**WHAT TO PRODUCE**
Tally up how many lines in the listing below contain the string "this", and give only the total.

— START OF SUPPLIED MATERIAL —

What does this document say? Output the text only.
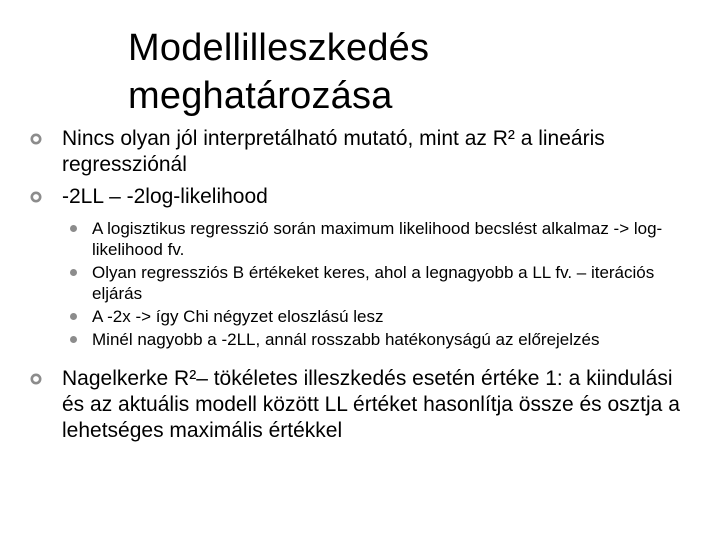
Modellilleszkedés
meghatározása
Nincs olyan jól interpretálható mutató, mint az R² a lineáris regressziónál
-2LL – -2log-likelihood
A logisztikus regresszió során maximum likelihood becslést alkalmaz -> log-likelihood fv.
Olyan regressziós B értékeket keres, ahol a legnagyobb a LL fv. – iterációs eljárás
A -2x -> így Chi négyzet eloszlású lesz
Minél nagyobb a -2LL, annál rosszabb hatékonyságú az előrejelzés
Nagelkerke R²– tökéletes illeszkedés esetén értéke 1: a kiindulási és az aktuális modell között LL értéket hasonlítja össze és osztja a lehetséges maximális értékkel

— END OF SUPPLIED MATERIAL —
— START OF SUPPLIED MATERIAL —

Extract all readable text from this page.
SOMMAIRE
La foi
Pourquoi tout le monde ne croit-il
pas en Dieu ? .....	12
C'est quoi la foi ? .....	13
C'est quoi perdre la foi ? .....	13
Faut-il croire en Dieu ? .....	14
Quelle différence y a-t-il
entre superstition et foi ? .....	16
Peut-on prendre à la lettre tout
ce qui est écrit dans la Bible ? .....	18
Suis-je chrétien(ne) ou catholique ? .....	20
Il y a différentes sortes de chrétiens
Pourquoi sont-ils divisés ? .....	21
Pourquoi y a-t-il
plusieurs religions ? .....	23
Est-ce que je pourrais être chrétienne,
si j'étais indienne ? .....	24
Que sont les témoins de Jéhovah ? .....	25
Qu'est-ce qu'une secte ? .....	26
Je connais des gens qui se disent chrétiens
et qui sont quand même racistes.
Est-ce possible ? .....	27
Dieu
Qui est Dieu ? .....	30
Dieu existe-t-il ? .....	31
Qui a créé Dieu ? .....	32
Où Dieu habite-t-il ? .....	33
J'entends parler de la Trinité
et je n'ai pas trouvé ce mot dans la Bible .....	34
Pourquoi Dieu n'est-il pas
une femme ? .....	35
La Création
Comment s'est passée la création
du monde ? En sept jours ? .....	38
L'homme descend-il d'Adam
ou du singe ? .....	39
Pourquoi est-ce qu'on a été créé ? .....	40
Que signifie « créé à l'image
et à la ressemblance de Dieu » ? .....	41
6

— END OF SUPPLIED MATERIAL —

**TASK ANSWER**
2